Copy out each line that mentions the word "JSON".

[Dataset entries on figures]
•••

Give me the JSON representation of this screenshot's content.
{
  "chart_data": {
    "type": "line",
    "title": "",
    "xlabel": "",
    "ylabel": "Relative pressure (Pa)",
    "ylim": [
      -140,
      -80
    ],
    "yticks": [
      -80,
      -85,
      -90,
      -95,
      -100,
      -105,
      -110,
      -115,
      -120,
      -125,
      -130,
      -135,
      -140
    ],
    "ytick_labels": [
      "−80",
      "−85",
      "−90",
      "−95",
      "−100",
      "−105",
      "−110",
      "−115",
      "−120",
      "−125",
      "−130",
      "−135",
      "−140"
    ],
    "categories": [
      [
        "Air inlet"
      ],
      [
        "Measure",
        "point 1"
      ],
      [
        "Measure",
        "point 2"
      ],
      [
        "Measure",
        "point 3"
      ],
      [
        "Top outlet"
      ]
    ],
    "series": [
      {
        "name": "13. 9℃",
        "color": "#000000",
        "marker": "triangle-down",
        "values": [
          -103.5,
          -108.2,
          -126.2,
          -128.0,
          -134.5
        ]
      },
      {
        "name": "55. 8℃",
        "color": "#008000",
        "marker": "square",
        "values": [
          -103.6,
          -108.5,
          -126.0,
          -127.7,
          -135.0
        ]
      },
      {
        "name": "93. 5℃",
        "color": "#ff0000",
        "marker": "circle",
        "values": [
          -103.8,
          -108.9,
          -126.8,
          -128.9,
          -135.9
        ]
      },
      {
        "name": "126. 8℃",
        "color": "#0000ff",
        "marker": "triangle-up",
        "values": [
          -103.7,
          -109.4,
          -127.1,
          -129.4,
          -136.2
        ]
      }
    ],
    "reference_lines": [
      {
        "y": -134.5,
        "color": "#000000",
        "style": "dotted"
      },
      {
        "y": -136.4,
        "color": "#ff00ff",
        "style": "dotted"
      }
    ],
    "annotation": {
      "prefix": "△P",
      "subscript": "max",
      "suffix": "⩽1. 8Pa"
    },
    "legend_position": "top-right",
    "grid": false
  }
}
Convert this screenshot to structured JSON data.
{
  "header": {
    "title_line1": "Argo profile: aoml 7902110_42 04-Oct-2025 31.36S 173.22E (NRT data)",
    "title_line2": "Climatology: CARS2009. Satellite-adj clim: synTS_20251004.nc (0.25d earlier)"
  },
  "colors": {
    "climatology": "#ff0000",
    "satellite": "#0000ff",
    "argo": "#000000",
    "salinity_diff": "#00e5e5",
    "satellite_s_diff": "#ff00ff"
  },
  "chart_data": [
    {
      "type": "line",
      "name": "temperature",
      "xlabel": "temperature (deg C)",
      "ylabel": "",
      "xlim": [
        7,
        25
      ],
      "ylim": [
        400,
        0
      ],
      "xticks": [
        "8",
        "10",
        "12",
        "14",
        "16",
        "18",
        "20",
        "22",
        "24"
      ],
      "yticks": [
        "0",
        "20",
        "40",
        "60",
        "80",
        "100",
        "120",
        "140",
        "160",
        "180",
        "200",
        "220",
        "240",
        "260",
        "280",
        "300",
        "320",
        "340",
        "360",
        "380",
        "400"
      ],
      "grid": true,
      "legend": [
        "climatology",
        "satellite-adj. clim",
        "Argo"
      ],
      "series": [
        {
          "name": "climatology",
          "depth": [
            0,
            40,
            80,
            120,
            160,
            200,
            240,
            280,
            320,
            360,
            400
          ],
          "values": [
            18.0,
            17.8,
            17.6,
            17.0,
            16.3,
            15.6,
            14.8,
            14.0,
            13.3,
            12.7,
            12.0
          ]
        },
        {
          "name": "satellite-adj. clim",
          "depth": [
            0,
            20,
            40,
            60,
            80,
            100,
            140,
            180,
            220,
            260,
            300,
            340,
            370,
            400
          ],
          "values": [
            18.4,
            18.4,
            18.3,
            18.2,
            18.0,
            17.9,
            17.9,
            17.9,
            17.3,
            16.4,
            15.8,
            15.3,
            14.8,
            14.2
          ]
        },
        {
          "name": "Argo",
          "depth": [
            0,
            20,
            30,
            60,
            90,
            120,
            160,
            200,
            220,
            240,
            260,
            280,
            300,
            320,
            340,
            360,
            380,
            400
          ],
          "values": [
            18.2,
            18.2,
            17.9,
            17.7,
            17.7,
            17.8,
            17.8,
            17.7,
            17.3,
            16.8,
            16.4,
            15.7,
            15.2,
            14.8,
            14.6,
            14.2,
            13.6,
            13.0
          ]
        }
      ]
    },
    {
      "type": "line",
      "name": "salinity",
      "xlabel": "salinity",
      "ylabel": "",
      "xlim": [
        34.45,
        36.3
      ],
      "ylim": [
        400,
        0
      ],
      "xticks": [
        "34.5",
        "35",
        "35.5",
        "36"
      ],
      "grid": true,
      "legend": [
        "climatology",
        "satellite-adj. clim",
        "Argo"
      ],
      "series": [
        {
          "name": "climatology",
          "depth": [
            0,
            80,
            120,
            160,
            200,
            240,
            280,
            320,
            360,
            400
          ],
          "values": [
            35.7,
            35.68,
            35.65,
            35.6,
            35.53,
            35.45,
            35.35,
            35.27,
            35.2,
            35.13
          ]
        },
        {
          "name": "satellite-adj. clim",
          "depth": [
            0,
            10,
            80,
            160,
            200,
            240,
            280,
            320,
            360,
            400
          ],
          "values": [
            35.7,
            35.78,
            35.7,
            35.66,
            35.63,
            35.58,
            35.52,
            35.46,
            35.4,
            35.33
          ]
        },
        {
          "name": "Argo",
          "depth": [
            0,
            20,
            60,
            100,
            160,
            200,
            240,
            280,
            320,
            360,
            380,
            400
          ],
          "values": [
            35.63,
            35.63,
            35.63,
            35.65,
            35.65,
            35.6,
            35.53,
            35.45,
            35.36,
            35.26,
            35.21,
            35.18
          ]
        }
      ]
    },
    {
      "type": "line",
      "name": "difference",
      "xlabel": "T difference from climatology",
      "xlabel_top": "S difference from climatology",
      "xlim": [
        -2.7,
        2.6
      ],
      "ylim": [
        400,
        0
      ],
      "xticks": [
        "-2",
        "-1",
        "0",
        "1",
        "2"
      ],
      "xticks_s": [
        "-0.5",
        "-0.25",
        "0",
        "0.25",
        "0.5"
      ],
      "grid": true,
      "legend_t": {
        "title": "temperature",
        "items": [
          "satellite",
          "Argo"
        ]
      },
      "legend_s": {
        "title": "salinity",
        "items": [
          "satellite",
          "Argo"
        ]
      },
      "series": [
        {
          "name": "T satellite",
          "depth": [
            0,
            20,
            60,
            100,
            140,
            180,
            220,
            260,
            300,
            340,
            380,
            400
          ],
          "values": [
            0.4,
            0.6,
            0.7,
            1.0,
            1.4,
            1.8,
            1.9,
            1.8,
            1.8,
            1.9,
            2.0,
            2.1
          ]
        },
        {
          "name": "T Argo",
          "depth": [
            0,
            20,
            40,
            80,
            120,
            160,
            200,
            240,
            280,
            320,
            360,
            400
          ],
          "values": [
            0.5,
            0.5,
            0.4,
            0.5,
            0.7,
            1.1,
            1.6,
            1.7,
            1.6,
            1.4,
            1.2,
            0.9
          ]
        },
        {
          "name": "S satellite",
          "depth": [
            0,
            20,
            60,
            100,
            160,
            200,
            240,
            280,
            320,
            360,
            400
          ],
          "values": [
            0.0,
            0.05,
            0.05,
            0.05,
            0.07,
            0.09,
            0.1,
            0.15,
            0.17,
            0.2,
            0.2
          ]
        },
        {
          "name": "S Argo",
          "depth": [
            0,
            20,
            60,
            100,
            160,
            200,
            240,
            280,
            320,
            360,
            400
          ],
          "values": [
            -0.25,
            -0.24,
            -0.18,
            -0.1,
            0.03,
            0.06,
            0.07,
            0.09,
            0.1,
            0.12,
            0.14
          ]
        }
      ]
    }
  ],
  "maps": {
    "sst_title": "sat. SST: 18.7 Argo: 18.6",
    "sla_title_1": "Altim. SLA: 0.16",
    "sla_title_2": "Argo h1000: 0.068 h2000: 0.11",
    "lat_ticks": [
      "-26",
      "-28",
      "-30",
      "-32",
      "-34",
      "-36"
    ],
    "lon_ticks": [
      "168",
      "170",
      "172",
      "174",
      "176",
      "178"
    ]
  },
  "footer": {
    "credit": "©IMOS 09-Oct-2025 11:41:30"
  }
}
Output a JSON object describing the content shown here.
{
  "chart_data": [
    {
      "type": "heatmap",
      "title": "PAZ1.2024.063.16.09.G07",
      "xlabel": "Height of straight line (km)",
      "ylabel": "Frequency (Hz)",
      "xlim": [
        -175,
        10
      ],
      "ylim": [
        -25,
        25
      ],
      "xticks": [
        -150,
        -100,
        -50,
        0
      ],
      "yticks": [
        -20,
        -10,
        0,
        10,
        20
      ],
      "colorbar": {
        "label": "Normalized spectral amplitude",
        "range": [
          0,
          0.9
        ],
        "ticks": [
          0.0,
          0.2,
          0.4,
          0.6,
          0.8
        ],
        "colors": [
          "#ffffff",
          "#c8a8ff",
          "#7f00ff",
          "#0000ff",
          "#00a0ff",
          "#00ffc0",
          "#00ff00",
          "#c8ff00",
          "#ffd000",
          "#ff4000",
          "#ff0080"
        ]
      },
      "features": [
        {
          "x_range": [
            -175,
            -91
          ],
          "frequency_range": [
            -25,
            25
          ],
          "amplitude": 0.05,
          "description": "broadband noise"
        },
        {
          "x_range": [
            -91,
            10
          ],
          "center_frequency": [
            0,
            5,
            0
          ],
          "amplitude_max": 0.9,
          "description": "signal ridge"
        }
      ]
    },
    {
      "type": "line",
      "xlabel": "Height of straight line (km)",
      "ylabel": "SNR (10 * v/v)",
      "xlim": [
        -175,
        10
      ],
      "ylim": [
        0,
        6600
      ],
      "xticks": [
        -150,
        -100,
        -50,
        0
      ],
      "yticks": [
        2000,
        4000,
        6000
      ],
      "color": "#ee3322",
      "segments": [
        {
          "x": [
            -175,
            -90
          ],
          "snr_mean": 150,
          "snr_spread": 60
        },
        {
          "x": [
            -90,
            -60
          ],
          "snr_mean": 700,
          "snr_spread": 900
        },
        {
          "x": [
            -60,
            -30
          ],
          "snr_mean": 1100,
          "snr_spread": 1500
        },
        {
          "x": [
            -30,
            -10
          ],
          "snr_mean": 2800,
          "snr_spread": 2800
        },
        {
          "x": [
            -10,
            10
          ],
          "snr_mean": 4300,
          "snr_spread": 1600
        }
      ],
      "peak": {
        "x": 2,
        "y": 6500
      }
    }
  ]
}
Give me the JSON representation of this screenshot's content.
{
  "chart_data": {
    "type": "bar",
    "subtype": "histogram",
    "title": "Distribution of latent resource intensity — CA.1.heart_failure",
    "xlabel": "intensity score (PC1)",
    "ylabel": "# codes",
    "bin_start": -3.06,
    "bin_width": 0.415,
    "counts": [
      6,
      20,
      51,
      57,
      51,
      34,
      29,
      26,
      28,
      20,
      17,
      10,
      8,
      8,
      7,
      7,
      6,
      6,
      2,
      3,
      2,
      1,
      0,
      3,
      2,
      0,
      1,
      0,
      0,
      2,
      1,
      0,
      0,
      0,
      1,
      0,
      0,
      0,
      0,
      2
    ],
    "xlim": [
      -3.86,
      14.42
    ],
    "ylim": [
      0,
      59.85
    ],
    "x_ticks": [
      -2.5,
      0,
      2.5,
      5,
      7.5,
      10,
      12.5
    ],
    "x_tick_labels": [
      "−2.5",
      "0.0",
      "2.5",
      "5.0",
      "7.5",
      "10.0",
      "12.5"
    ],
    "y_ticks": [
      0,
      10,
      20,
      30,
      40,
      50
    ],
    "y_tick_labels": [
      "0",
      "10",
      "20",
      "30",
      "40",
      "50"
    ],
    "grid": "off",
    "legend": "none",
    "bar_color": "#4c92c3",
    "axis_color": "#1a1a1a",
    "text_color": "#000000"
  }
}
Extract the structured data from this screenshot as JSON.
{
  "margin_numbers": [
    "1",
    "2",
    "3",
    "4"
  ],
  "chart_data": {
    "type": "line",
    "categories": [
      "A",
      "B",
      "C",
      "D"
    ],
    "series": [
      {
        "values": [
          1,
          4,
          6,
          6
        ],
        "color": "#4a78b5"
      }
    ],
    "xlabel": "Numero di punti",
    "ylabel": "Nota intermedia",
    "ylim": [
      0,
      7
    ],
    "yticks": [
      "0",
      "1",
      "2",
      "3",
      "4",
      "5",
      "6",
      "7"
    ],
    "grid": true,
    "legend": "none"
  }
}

•••

> [SOLUTION FOR THIS TASK]:
Give me the JSON representation of this screenshot's content.
Convert this screenshot to structured JSON data.
Output a JSON object describing the content shown here.
Give me the JSON representation of this screenshot's content.
Extract the structured data from this screenshot as JSON.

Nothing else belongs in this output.